Figure contents as structured data:
>>>

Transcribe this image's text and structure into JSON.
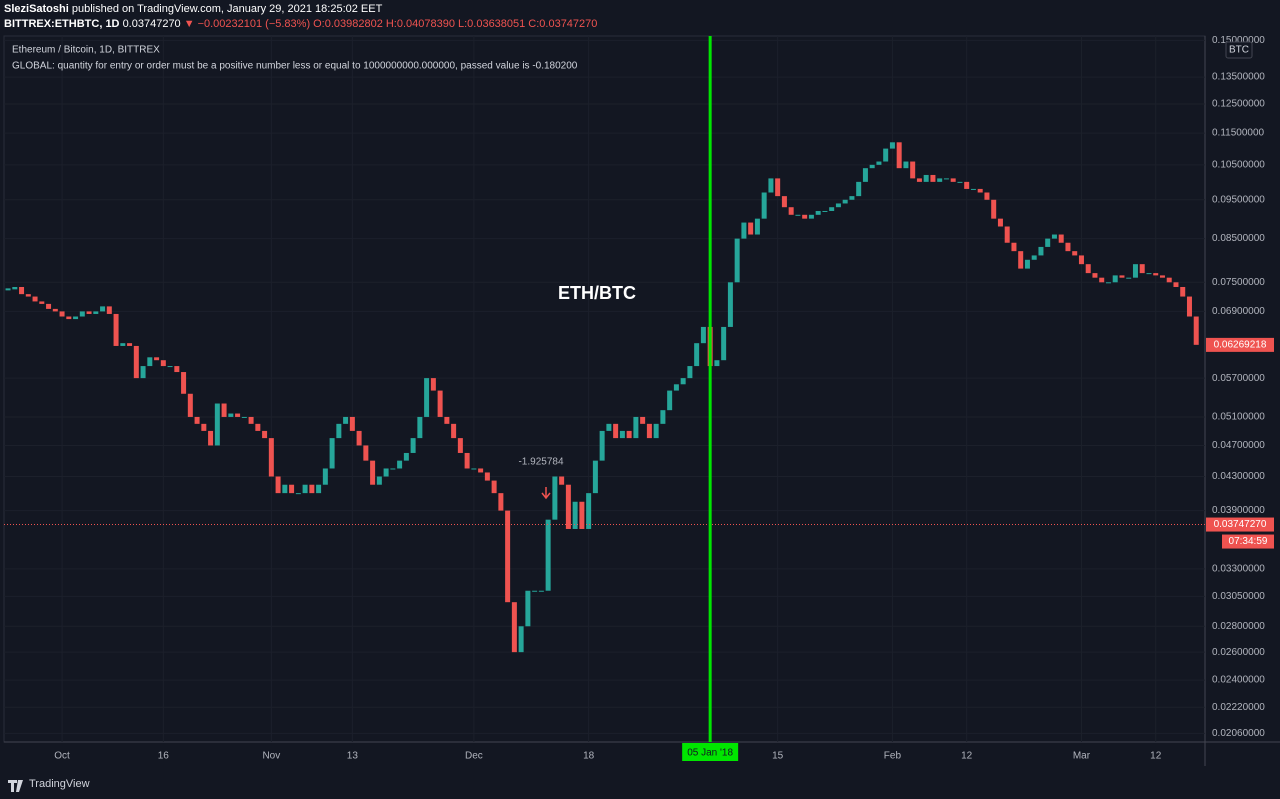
{
  "header": {
    "author": "SleziSatoshi",
    "published": "published on TradingView.com, January 29, 2021 18:25:02 EET",
    "symbol": "BITTREX:ETHBTC, 1D",
    "price": "0.03747270",
    "direction": "▼",
    "change": "−0.00232101 (−5.83%)",
    "ohlc": [
      "O:0.03982802",
      "H:0.04078390",
      "L:0.03638051",
      "C:0.03747270"
    ]
  },
  "legend": {
    "title": "Ethereum / Bitcoin, 1D, BITTREX",
    "message": "GLOBAL: quantity for entry or order must be a positive number less or equal to 1000000000.000000, passed value is -0.180200"
  },
  "footer": {
    "brand": "TradingView"
  },
  "chart_data": {
    "type": "candlestick",
    "title": "ETH/BTC",
    "annotation": "-1.925784",
    "currency": "BTC",
    "log_scale": true,
    "grid": true,
    "up_color": "#26a69a",
    "down_color": "#ef5350",
    "close": [
      0.0735,
      0.074,
      0.0725,
      0.072,
      0.071,
      0.0705,
      0.0695,
      0.069,
      0.068,
      0.0675,
      0.068,
      0.069,
      0.0685,
      0.069,
      0.07,
      0.0685,
      0.0625,
      0.063,
      0.0625,
      0.057,
      0.059,
      0.0605,
      0.06,
      0.059,
      0.059,
      0.058,
      0.0545,
      0.051,
      0.05,
      0.049,
      0.047,
      0.053,
      0.051,
      0.0515,
      0.051,
      0.051,
      0.05,
      0.049,
      0.048,
      0.043,
      0.041,
      0.042,
      0.041,
      0.041,
      0.042,
      0.041,
      0.042,
      0.044,
      0.048,
      0.05,
      0.051,
      0.049,
      0.047,
      0.045,
      0.042,
      0.043,
      0.044,
      0.044,
      0.045,
      0.046,
      0.048,
      0.051,
      0.057,
      0.055,
      0.051,
      0.05,
      0.048,
      0.046,
      0.044,
      0.044,
      0.0435,
      0.0425,
      0.041,
      0.039,
      0.03,
      0.026,
      0.028,
      0.031,
      0.031,
      0.031,
      0.038,
      0.043,
      0.042,
      0.037,
      0.04,
      0.037,
      0.041,
      0.045,
      0.049,
      0.05,
      0.048,
      0.049,
      0.048,
      0.051,
      0.05,
      0.048,
      0.05,
      0.052,
      0.055,
      0.056,
      0.057,
      0.059,
      0.063,
      0.066,
      0.059,
      0.06,
      0.066,
      0.075,
      0.085,
      0.089,
      0.086,
      0.09,
      0.097,
      0.101,
      0.096,
      0.093,
      0.091,
      0.091,
      0.09,
      0.091,
      0.092,
      0.092,
      0.093,
      0.094,
      0.095,
      0.096,
      0.1,
      0.104,
      0.105,
      0.106,
      0.11,
      0.112,
      0.104,
      0.106,
      0.101,
      0.1,
      0.102,
      0.1,
      0.101,
      0.101,
      0.1,
      0.1,
      0.098,
      0.098,
      0.097,
      0.095,
      0.09,
      0.088,
      0.084,
      0.082,
      0.078,
      0.08,
      0.081,
      0.083,
      0.085,
      0.086,
      0.084,
      0.082,
      0.081,
      0.079,
      0.077,
      0.076,
      0.075,
      0.075,
      0.0765,
      0.076,
      0.076,
      0.079,
      0.077,
      0.077,
      0.0765,
      0.076,
      0.075,
      0.074,
      0.072,
      0.068,
      0.0627
    ],
    "xlim": [
      -0.6,
      177.3
    ],
    "xticks": [
      {
        "value": 8,
        "label": "Oct"
      },
      {
        "value": 23,
        "label": "16"
      },
      {
        "value": 39,
        "label": "Nov"
      },
      {
        "value": 51,
        "label": "13"
      },
      {
        "value": 69,
        "label": "Dec"
      },
      {
        "value": 86,
        "label": "18"
      },
      {
        "value": 114,
        "label": "15"
      },
      {
        "value": 131,
        "label": "Feb"
      },
      {
        "value": 142,
        "label": "12"
      },
      {
        "value": 159,
        "label": "Mar"
      },
      {
        "value": 170,
        "label": "12"
      }
    ],
    "vline": {
      "x": 104,
      "label": "05 Jan '18",
      "color": "#00e600"
    },
    "ylim": [
      0.0201,
      0.151
    ],
    "yticks": [
      {
        "value": 0.15,
        "label": "0.15000000"
      },
      {
        "value": 0.135,
        "label": "0.13500000"
      },
      {
        "value": 0.125,
        "label": "0.12500000"
      },
      {
        "value": 0.115,
        "label": "0.11500000"
      },
      {
        "value": 0.105,
        "label": "0.10500000"
      },
      {
        "value": 0.095,
        "label": "0.09500000"
      },
      {
        "value": 0.085,
        "label": "0.08500000"
      },
      {
        "value": 0.075,
        "label": "0.07500000"
      },
      {
        "value": 0.069,
        "label": "0.06900000"
      },
      {
        "value": 0.057,
        "label": "0.05700000"
      },
      {
        "value": 0.051,
        "label": "0.05100000"
      },
      {
        "value": 0.047,
        "label": "0.04700000"
      },
      {
        "value": 0.043,
        "label": "0.04300000"
      },
      {
        "value": 0.039,
        "label": "0.03900000"
      },
      {
        "value": 0.033,
        "label": "0.03300000"
      },
      {
        "value": 0.0305,
        "label": "0.03050000"
      },
      {
        "value": 0.028,
        "label": "0.02800000"
      },
      {
        "value": 0.026,
        "label": "0.02600000"
      },
      {
        "value": 0.024,
        "label": "0.02400000"
      },
      {
        "value": 0.0222,
        "label": "0.02220000"
      },
      {
        "value": 0.0206,
        "label": "0.02060000"
      }
    ],
    "last_price": {
      "value": 0.06269218,
      "label": "0.06269218"
    },
    "current_price": {
      "value": 0.0374727,
      "label": "0.03747270",
      "countdown": "07:34:59"
    }
  }
}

<<<

- **PROBLEM DETAILS**
Give the data above again in full and unchanged, skipping the pictures.

- **COMPLETED EXERCISE**
Transcribe this image's text and structure into JSON.
{
  "header": {
    "author": "SleziSatoshi",
    "published": "published on TradingView.com, January 29, 2021 18:25:02 EET",
    "symbol": "BITTREX:ETHBTC, 1D",
    "price": "0.03747270",
    "direction": "▼",
    "change": "−0.00232101 (−5.83%)",
    "ohlc": [
      "O:0.03982802",
      "H:0.04078390",
      "L:0.03638051",
      "C:0.03747270"
    ]
  },
  "legend": {
    "title": "Ethereum / Bitcoin, 1D, BITTREX",
    "message": "GLOBAL: quantity for entry or order must be a positive number less or equal to 1000000000.000000, passed value is -0.180200"
  },
  "footer": {
    "brand": "TradingView"
  },
  "chart_data": {
    "type": "candlestick",
    "title": "ETH/BTC",
    "annotation": "-1.925784",
    "currency": "BTC",
    "log_scale": true,
    "grid": true,
    "up_color": "#26a69a",
    "down_color": "#ef5350",
    "close": [
      0.0735,
      0.074,
      0.0725,
      0.072,
      0.071,
      0.0705,
      0.0695,
      0.069,
      0.068,
      0.0675,
      0.068,
      0.069,
      0.0685,
      0.069,
      0.07,
      0.0685,
      0.0625,
      0.063,
      0.0625,
      0.057,
      0.059,
      0.0605,
      0.06,
      0.059,
      0.059,
      0.058,
      0.0545,
      0.051,
      0.05,
      0.049,
      0.047,
      0.053,
      0.051,
      0.0515,
      0.051,
      0.051,
      0.05,
      0.049,
      0.048,
      0.043,
      0.041,
      0.042,
      0.041,
      0.041,
      0.042,
      0.041,
      0.042,
      0.044,
      0.048,
      0.05,
      0.051,
      0.049,
      0.047,
      0.045,
      0.042,
      0.043,
      0.044,
      0.044,
      0.045,
      0.046,
      0.048,
      0.051,
      0.057,
      0.055,
      0.051,
      0.05,
      0.048,
      0.046,
      0.044,
      0.044,
      0.0435,
      0.0425,
      0.041,
      0.039,
      0.03,
      0.026,
      0.028,
      0.031,
      0.031,
      0.031,
      0.038,
      0.043,
      0.042,
      0.037,
      0.04,
      0.037,
      0.041,
      0.045,
      0.049,
      0.05,
      0.048,
      0.049,
      0.048,
      0.051,
      0.05,
      0.048,
      0.05,
      0.052,
      0.055,
      0.056,
      0.057,
      0.059,
      0.063,
      0.066,
      0.059,
      0.06,
      0.066,
      0.075,
      0.085,
      0.089,
      0.086,
      0.09,
      0.097,
      0.101,
      0.096,
      0.093,
      0.091,
      0.091,
      0.09,
      0.091,
      0.092,
      0.092,
      0.093,
      0.094,
      0.095,
      0.096,
      0.1,
      0.104,
      0.105,
      0.106,
      0.11,
      0.112,
      0.104,
      0.106,
      0.101,
      0.1,
      0.102,
      0.1,
      0.101,
      0.101,
      0.1,
      0.1,
      0.098,
      0.098,
      0.097,
      0.095,
      0.09,
      0.088,
      0.084,
      0.082,
      0.078,
      0.08,
      0.081,
      0.083,
      0.085,
      0.086,
      0.084,
      0.082,
      0.081,
      0.079,
      0.077,
      0.076,
      0.075,
      0.075,
      0.0765,
      0.076,
      0.076,
      0.079,
      0.077,
      0.077,
      0.0765,
      0.076,
      0.075,
      0.074,
      0.072,
      0.068,
      0.0627
    ],
    "xlim": [
      -0.6,
      177.3
    ],
    "xticks": [
      {
        "value": 8,
        "label": "Oct"
      },
      {
        "value": 23,
        "label": "16"
      },
      {
        "value": 39,
        "label": "Nov"
      },
      {
        "value": 51,
        "label": "13"
      },
      {
        "value": 69,
        "label": "Dec"
      },
      {
        "value": 86,
        "label": "18"
      },
      {
        "value": 114,
        "label": "15"
      },
      {
        "value": 131,
        "label": "Feb"
      },
      {
        "value": 142,
        "label": "12"
      },
      {
        "value": 159,
        "label": "Mar"
      },
      {
        "value": 170,
        "label": "12"
      }
    ],
    "vline": {
      "x": 104,
      "label": "05 Jan '18",
      "color": "#00e600"
    },
    "ylim": [
      0.0201,
      0.151
    ],
    "yticks": [
      {
        "value": 0.15,
        "label": "0.15000000"
      },
      {
        "value": 0.135,
        "label": "0.13500000"
      },
      {
        "value": 0.125,
        "label": "0.12500000"
      },
      {
        "value": 0.115,
        "label": "0.11500000"
      },
      {
        "value": 0.105,
        "label": "0.10500000"
      },
      {
        "value": 0.095,
        "label": "0.09500000"
      },
      {
        "value": 0.085,
        "label": "0.08500000"
      },
      {
        "value": 0.075,
        "label": "0.07500000"
      },
      {
        "value": 0.069,
        "label": "0.06900000"
      },
      {
        "value": 0.057,
        "label": "0.05700000"
      },
      {
        "value": 0.051,
        "label": "0.05100000"
      },
      {
        "value": 0.047,
        "label": "0.04700000"
      },
      {
        "value": 0.043,
        "label": "0.04300000"
      },
      {
        "value": 0.039,
        "label": "0.03900000"
      },
      {
        "value": 0.033,
        "label": "0.03300000"
      },
      {
        "value": 0.0305,
        "label": "0.03050000"
      },
      {
        "value": 0.028,
        "label": "0.02800000"
      },
      {
        "value": 0.026,
        "label": "0.02600000"
      },
      {
        "value": 0.024,
        "label": "0.02400000"
      },
      {
        "value": 0.0222,
        "label": "0.02220000"
      },
      {
        "value": 0.0206,
        "label": "0.02060000"
      }
    ],
    "last_price": {
      "value": 0.06269218,
      "label": "0.06269218"
    },
    "current_price": {
      "value": 0.0374727,
      "label": "0.03747270",
      "countdown": "07:34:59"
    }
  }
}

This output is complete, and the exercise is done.